───── Entries provided ─────
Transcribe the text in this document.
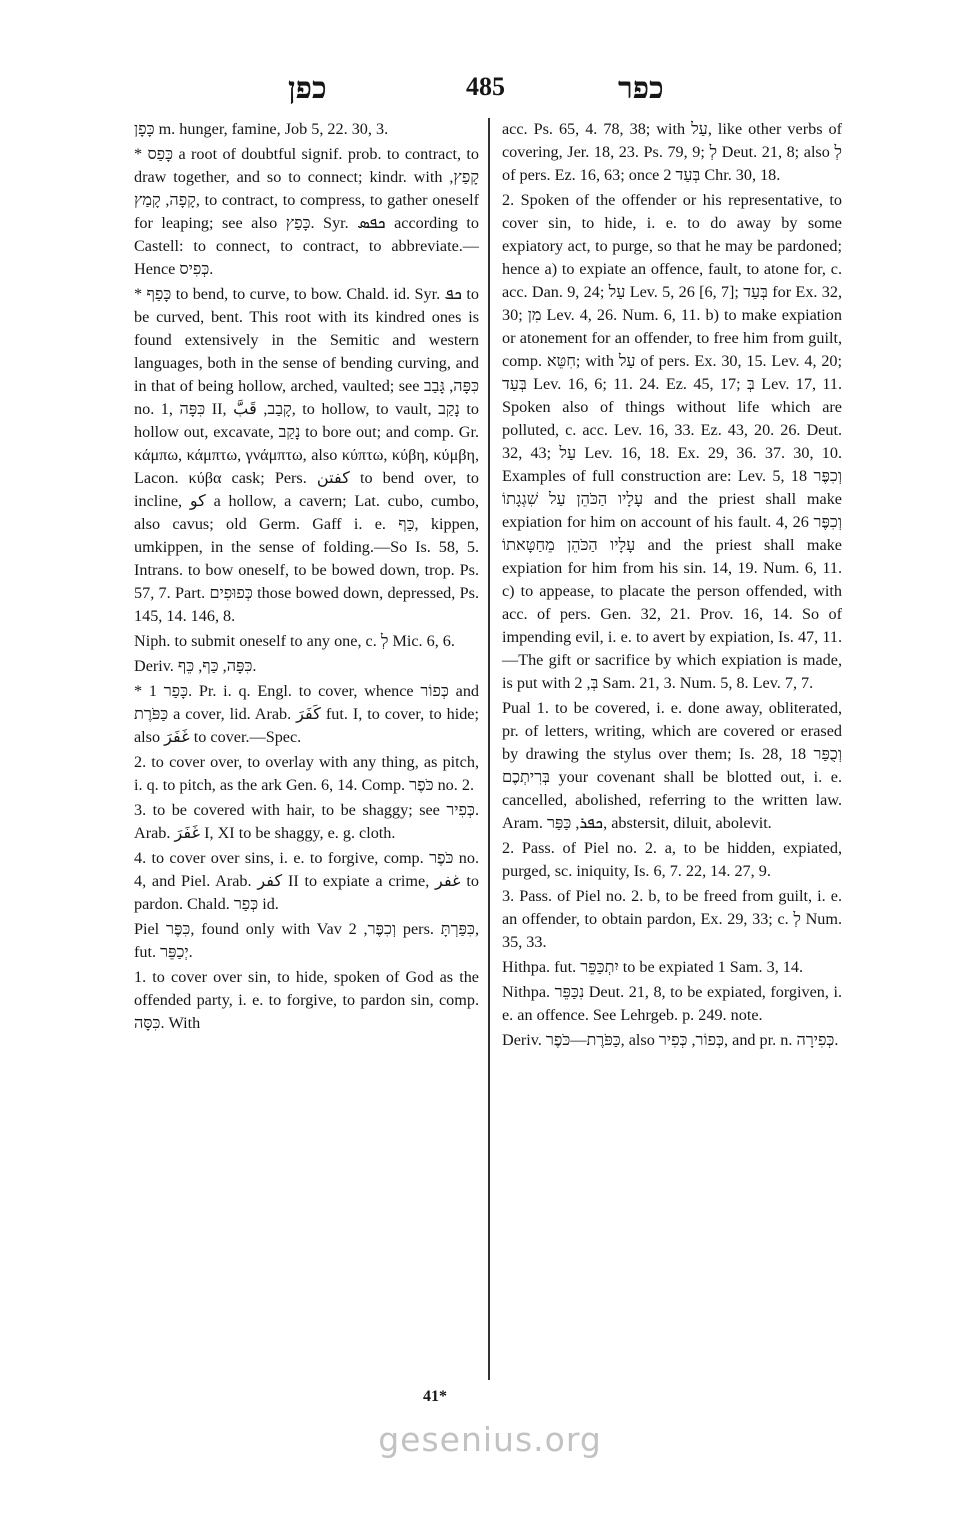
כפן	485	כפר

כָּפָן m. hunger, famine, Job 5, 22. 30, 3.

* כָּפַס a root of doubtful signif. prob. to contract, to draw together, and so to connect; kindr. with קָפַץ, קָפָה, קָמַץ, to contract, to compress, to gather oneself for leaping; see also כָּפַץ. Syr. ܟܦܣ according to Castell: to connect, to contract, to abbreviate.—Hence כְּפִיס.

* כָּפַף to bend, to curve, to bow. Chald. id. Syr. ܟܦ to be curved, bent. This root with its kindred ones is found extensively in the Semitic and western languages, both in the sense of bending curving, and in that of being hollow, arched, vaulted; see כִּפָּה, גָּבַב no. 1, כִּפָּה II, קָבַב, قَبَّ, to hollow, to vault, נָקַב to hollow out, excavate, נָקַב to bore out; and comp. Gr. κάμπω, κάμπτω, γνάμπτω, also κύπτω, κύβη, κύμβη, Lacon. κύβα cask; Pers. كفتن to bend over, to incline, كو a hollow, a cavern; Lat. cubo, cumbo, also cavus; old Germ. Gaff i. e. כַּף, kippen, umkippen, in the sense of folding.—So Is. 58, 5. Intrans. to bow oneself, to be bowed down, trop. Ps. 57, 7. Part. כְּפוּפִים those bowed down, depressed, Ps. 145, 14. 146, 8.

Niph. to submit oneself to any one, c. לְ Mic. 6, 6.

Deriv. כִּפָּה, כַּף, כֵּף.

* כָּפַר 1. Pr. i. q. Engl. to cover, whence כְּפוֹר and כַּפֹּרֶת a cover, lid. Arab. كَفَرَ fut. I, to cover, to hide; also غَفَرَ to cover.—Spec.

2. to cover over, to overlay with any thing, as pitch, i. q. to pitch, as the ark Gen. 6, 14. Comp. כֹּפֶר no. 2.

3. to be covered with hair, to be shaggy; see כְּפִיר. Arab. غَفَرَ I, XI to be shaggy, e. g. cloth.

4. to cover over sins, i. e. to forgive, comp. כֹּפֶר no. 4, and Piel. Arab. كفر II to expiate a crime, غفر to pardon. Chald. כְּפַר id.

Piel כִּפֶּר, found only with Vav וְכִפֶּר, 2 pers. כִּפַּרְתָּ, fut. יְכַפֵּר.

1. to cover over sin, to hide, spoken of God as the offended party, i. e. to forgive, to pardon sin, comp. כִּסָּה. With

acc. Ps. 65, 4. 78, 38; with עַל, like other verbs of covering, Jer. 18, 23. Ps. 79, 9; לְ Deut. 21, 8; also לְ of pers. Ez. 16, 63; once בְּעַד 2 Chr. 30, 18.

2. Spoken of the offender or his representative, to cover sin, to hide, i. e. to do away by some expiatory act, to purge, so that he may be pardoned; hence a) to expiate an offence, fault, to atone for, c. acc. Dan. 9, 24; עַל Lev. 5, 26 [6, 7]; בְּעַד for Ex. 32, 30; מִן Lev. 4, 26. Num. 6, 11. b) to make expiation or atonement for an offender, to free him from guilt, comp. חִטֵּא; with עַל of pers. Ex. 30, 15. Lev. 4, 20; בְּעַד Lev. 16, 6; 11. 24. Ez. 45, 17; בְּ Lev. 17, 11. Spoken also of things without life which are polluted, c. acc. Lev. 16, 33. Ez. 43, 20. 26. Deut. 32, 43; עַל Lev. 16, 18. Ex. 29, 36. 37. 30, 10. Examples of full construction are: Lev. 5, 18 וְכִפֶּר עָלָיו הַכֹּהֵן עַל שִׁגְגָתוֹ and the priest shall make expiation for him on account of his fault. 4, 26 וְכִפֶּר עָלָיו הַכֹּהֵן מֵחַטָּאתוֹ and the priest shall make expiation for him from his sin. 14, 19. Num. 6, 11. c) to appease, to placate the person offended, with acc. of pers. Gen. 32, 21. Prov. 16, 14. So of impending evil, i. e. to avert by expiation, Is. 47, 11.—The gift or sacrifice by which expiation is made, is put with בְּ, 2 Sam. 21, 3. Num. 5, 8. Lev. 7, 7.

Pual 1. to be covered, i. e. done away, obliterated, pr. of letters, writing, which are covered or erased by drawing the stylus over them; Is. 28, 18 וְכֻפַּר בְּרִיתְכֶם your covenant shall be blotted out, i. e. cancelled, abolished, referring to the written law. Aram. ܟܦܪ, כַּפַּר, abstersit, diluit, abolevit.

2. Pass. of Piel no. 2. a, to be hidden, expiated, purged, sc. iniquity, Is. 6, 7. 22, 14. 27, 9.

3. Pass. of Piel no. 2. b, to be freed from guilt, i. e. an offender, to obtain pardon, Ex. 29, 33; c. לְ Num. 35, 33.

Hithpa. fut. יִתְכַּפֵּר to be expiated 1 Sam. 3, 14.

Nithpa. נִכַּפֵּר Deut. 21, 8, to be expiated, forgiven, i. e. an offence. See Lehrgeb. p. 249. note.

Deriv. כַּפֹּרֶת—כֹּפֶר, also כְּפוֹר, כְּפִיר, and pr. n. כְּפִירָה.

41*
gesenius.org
─────
## Exercise directions
In the listing, find each line with the string "offender" and copy it.

## Solution below
2. Spoken of the offender or his representative, to cover sin, to hide, i. e. to do away by some expiatory act, to purge, so that he may be pardoned; hence a) to expiate an offence, fault, to atone for, c. acc. Dan. 9, 24; עַל Lev. 5, 26 [6, 7]; בְּעַד for Ex. 32, 30; מִן Lev. 4, 26. Num. 6, 11. b) to make expiation or atonement for an offender, to free him from guilt, comp. חִטֵּא; with עַל of pers. Ex. 30, 15. Lev. 4, 20; בְּעַד Lev. 16, 6; 11. 24. Ez. 45, 17; בְּ Lev. 17, 11. Spoken also of things without life which are polluted, c. acc. Lev. 16, 33. Ez. 43, 20. 26. Deut. 32, 43; עַל Lev. 16, 18. Ex. 29, 36. 37. 30, 10. Examples of full construction are: Lev. 5, 18 וְכִפֶּר עָלָיו הַכֹּהֵן עַל שִׁגְגָתוֹ and the priest shall make expiation for him on account of his fault. 4, 26 וְכִפֶּר עָלָיו הַכֹּהֵן מֵחַטָּאתוֹ and the priest shall make expiation for him from his sin. 14, 19. Num. 6, 11. c) to appease, to placate the person offended, with acc. of pers. Gen. 32, 21. Prov. 16, 14. So of impending evil, i. e. to avert by expiation, Is. 47, 11.—The gift or sacrifice by which expiation is made, is put with בְּ, 2 Sam. 21, 3. Num. 5, 8. Lev. 7, 7.
3. Pass. of Piel no. 2. b, to be freed from guilt, i. e. an offender, to obtain pardon, Ex. 29, 33; c. לְ Num. 35, 33.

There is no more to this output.